__DIRECTION__: Count the lines in the records below that contain the word "image", and reply with only that number.

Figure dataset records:
● ● ● ● ●

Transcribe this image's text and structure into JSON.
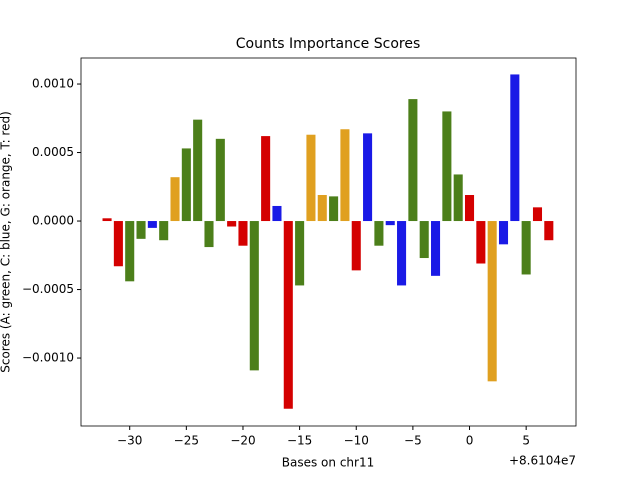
{
  "chart_data": {
    "type": "bar",
    "title": "Counts Importance Scores",
    "xlabel": "Bases on chr11",
    "ylabel": "Scores (A: green, C: blue, G: orange, T: red)",
    "x_offset_label": "+8.6104e7",
    "x": [
      -32,
      -31,
      -30,
      -29,
      -28,
      -27,
      -26,
      -25,
      -24,
      -23,
      -22,
      -21,
      -20,
      -19,
      -18,
      -17,
      -16,
      -15,
      -14,
      -13,
      -12,
      -11,
      -10,
      -9,
      -8,
      -7,
      -6,
      -5,
      -4,
      -3,
      -2,
      -1,
      0,
      1,
      2,
      3,
      4,
      5,
      6,
      7
    ],
    "values": [
      2e-05,
      -0.00033,
      -0.00044,
      -0.00013,
      -5e-05,
      -0.00014,
      0.00032,
      0.00053,
      0.00074,
      -0.00019,
      0.0006,
      -4e-05,
      -0.00018,
      -0.00109,
      0.00062,
      0.00011,
      -0.00137,
      -0.00047,
      0.00063,
      0.00019,
      0.00018,
      0.00067,
      -0.00036,
      0.00064,
      -0.00018,
      -3e-05,
      -0.00047,
      0.00089,
      -0.00027,
      -0.0004,
      0.0008,
      0.00034,
      0.00019,
      -0.00031,
      -0.00117,
      -0.00017,
      0.00107,
      -0.00039,
      0.0001,
      -0.00014
    ],
    "colors": [
      "#d40000",
      "#d40000",
      "#4c7f1a",
      "#4c7f1a",
      "#1a1ae6",
      "#4c7f1a",
      "#e0a020",
      "#4c7f1a",
      "#4c7f1a",
      "#4c7f1a",
      "#4c7f1a",
      "#d40000",
      "#d40000",
      "#4c7f1a",
      "#d40000",
      "#1a1ae6",
      "#d40000",
      "#4c7f1a",
      "#e0a020",
      "#e0a020",
      "#4c7f1a",
      "#e0a020",
      "#d40000",
      "#1a1ae6",
      "#4c7f1a",
      "#1a1ae6",
      "#1a1ae6",
      "#4c7f1a",
      "#4c7f1a",
      "#1a1ae6",
      "#4c7f1a",
      "#4c7f1a",
      "#d40000",
      "#d40000",
      "#e0a020",
      "#1a1ae6",
      "#1a1ae6",
      "#4c7f1a",
      "#d40000",
      "#d40000"
    ],
    "bar_width": 0.8,
    "xlim": [
      -34.3,
      9.4
    ],
    "ylim": [
      -0.001496,
      0.00119
    ],
    "xticks": [
      {
        "value": -30,
        "label": "−30"
      },
      {
        "value": -25,
        "label": "−25"
      },
      {
        "value": -20,
        "label": "−20"
      },
      {
        "value": -15,
        "label": "−15"
      },
      {
        "value": -10,
        "label": "−10"
      },
      {
        "value": -5,
        "label": "−5"
      },
      0,
      5
    ],
    "yticks": [
      {
        "value": -0.001,
        "label": "−0.0010"
      },
      {
        "value": -0.0005,
        "label": "−0.0005"
      },
      {
        "value": 0,
        "label": "0.0000"
      },
      {
        "value": 0.0005,
        "label": "0.0005"
      },
      {
        "value": 0.001,
        "label": "0.0010"
      }
    ],
    "grid": false
  }
}
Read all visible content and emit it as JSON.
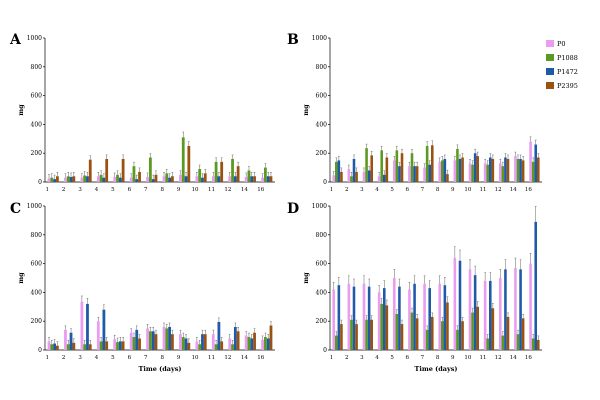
{
  "legend": {
    "items": [
      {
        "name": "P0",
        "color": "#e99cf0"
      },
      {
        "name": "P1088",
        "color": "#5a9a22"
      },
      {
        "name": "P1472",
        "color": "#1f5aa6"
      },
      {
        "name": "P2395",
        "color": "#9b5211"
      }
    ]
  },
  "chart_data": [
    {
      "panel": "A",
      "type": "bar",
      "ylabel": "mg",
      "xlabel": "",
      "ylim": [
        0,
        1000
      ],
      "yticks": [
        0,
        200,
        400,
        600,
        800,
        1000
      ],
      "categories": [
        "1",
        "2",
        "3",
        "4",
        "5",
        "6",
        "7",
        "8",
        "9",
        "10",
        "11",
        "12",
        "14",
        "16"
      ],
      "series": [
        {
          "name": "P0",
          "values": [
            25,
            30,
            30,
            40,
            35,
            30,
            35,
            40,
            50,
            40,
            40,
            40,
            35,
            30
          ]
        },
        {
          "name": "P1088",
          "values": [
            30,
            40,
            45,
            50,
            50,
            110,
            170,
            60,
            310,
            90,
            140,
            160,
            80,
            100
          ]
        },
        {
          "name": "P1472",
          "values": [
            20,
            35,
            40,
            30,
            30,
            20,
            20,
            30,
            40,
            30,
            40,
            40,
            40,
            40
          ]
        },
        {
          "name": "P2395",
          "values": [
            40,
            40,
            155,
            160,
            160,
            70,
            50,
            40,
            250,
            60,
            140,
            110,
            40,
            40
          ]
        }
      ]
    },
    {
      "panel": "B",
      "type": "bar",
      "ylabel": "mg",
      "xlabel": "",
      "ylim": [
        0,
        1000
      ],
      "yticks": [
        0,
        200,
        400,
        600,
        800,
        1000
      ],
      "categories": [
        "1",
        "2",
        "3",
        "4",
        "5",
        "6",
        "7",
        "8",
        "9",
        "10",
        "11",
        "12",
        "14",
        "16"
      ],
      "series": [
        {
          "name": "P0",
          "values": [
            45,
            90,
            70,
            40,
            150,
            110,
            100,
            140,
            150,
            130,
            130,
            130,
            180,
            280
          ]
        },
        {
          "name": "P1088",
          "values": [
            140,
            40,
            235,
            220,
            220,
            200,
            250,
            150,
            230,
            120,
            120,
            110,
            160,
            140
          ]
        },
        {
          "name": "P1472",
          "values": [
            150,
            160,
            80,
            50,
            110,
            110,
            120,
            160,
            160,
            200,
            170,
            170,
            160,
            260
          ]
        },
        {
          "name": "P2395",
          "values": [
            70,
            70,
            185,
            170,
            200,
            110,
            255,
            55,
            170,
            180,
            160,
            160,
            150,
            170
          ]
        }
      ]
    },
    {
      "panel": "C",
      "type": "bar",
      "ylabel": "mg",
      "xlabel": "Time (days)",
      "ylim": [
        0,
        1000
      ],
      "yticks": [
        0,
        200,
        400,
        600,
        800,
        1000
      ],
      "categories": [
        "1",
        "2",
        "3",
        "4",
        "5",
        "6",
        "7",
        "8",
        "9",
        "10",
        "11",
        "12",
        "14",
        "16"
      ],
      "series": [
        {
          "name": "P0",
          "values": [
            60,
            140,
            335,
            200,
            75,
            120,
            150,
            160,
            110,
            60,
            110,
            80,
            100,
            70
          ]
        },
        {
          "name": "P1088",
          "values": [
            40,
            40,
            40,
            60,
            55,
            90,
            130,
            150,
            90,
            40,
            40,
            40,
            90,
            90
          ]
        },
        {
          "name": "P1472",
          "values": [
            45,
            120,
            320,
            280,
            60,
            140,
            130,
            160,
            80,
            110,
            195,
            160,
            80,
            80
          ]
        },
        {
          "name": "P2395",
          "values": [
            30,
            50,
            40,
            60,
            60,
            80,
            110,
            110,
            50,
            110,
            60,
            130,
            120,
            170
          ]
        }
      ]
    },
    {
      "panel": "D",
      "type": "bar",
      "ylabel": "mg",
      "xlabel": "Time (days)",
      "ylim": [
        0,
        1000
      ],
      "yticks": [
        0,
        200,
        400,
        600,
        800,
        1000
      ],
      "categories": [
        "1",
        "2",
        "3",
        "4",
        "5",
        "6",
        "7",
        "8",
        "9",
        "10",
        "11",
        "12",
        "14",
        "16"
      ],
      "series": [
        {
          "name": "P0",
          "values": [
            420,
            460,
            460,
            400,
            500,
            420,
            460,
            460,
            640,
            560,
            480,
            500,
            570,
            600
          ]
        },
        {
          "name": "P1088",
          "values": [
            100,
            210,
            210,
            320,
            250,
            260,
            140,
            200,
            140,
            260,
            80,
            100,
            110,
            80
          ]
        },
        {
          "name": "P1472",
          "values": [
            450,
            440,
            440,
            430,
            440,
            460,
            430,
            450,
            620,
            520,
            480,
            560,
            560,
            890
          ]
        },
        {
          "name": "P2395",
          "values": [
            180,
            180,
            210,
            310,
            180,
            220,
            230,
            330,
            200,
            300,
            290,
            230,
            220,
            70
          ]
        }
      ]
    }
  ]
}
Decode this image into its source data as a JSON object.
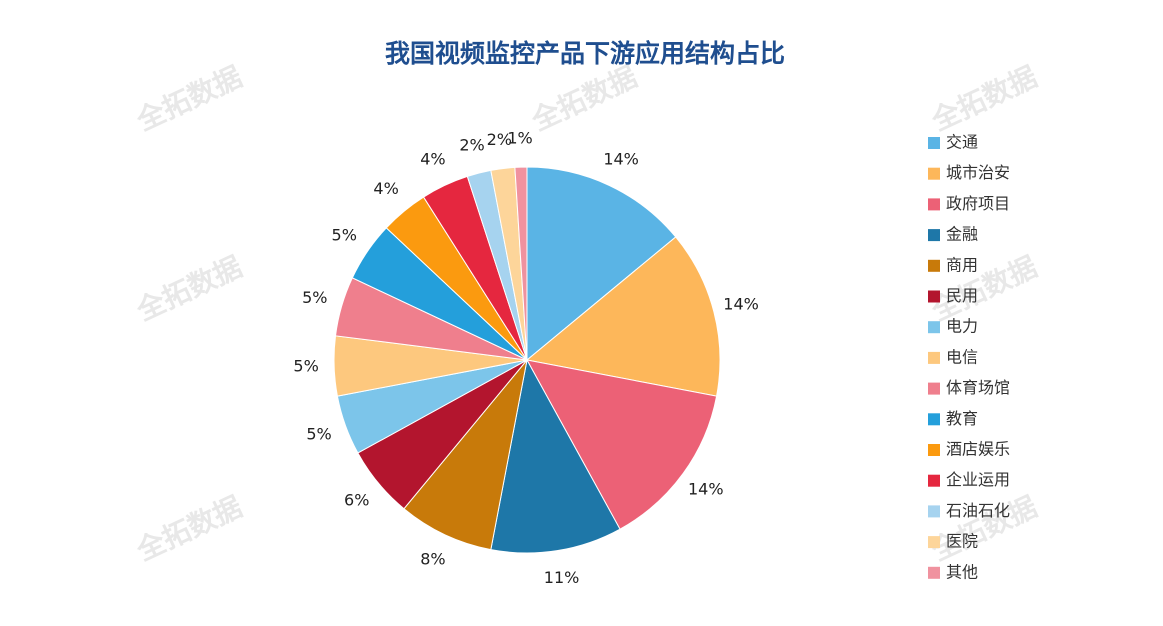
{
  "chart_data": {
    "type": "pie",
    "title": "我国视频监控产品下游应用结构占比",
    "watermark": "全拓数据",
    "categories": [
      "交通",
      "城市治安",
      "政府项目",
      "金融",
      "商用",
      "民用",
      "电力",
      "电信",
      "体育场馆",
      "教育",
      "酒店娱乐",
      "企业运用",
      "石油石化",
      "医院",
      "其他"
    ],
    "values": [
      14,
      14,
      14,
      11,
      8,
      6,
      5,
      5,
      5,
      5,
      4,
      4,
      2,
      2,
      1
    ],
    "value_labels": [
      "14%",
      "14%",
      "14%",
      "11%",
      "8%",
      "6%",
      "5%",
      "5%",
      "5%",
      "5%",
      "4%",
      "4%",
      "2%",
      "2%",
      "1%"
    ],
    "colors": [
      "#5ab4e5",
      "#fdb75a",
      "#ec6176",
      "#1e77a8",
      "#c87a0a",
      "#b3152e",
      "#7cc5ea",
      "#fdc87e",
      "#ef7f8d",
      "#249fdb",
      "#fb9a0f",
      "#e5273f",
      "#a6d3ef",
      "#fdd59a",
      "#f0929f"
    ],
    "legend": "right"
  }
}
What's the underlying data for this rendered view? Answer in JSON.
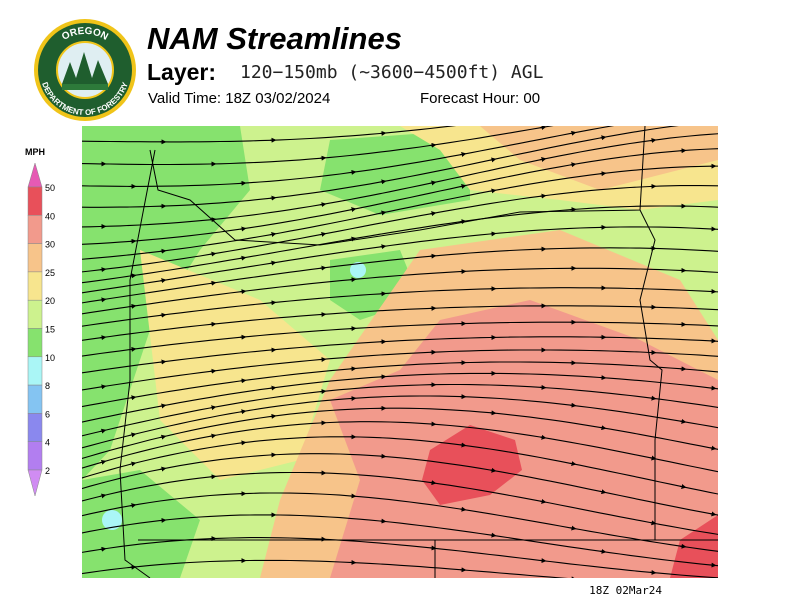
{
  "header": {
    "title": "NAM Streamlines",
    "layer_label": "Layer:",
    "layer_value": "120−150mb (~3600−4500ft) AGL",
    "valid_time": "Valid Time: 18Z 03/02/2024",
    "forecast_hour": "Forecast Hour: 00"
  },
  "logo": {
    "top_text": "OREGON",
    "bottom_text": "DEPARTMENT OF FORESTRY"
  },
  "legend": {
    "title": "MPH",
    "ticks": [
      "50",
      "40",
      "30",
      "25",
      "20",
      "15",
      "10",
      "8",
      "6",
      "4",
      "2"
    ],
    "colors": [
      "#e65ab4",
      "#e8505a",
      "#f29a8c",
      "#f7c48a",
      "#f7e58e",
      "#cdf28e",
      "#86e26e",
      "#aaf6f6",
      "#84c4f2",
      "#8a88ee",
      "#b27ef0",
      "#d08cf2"
    ]
  },
  "footer": {
    "timestamp": "18Z 02Mar24"
  }
}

● ● ● ● ●

__TASK ANSWER__: 2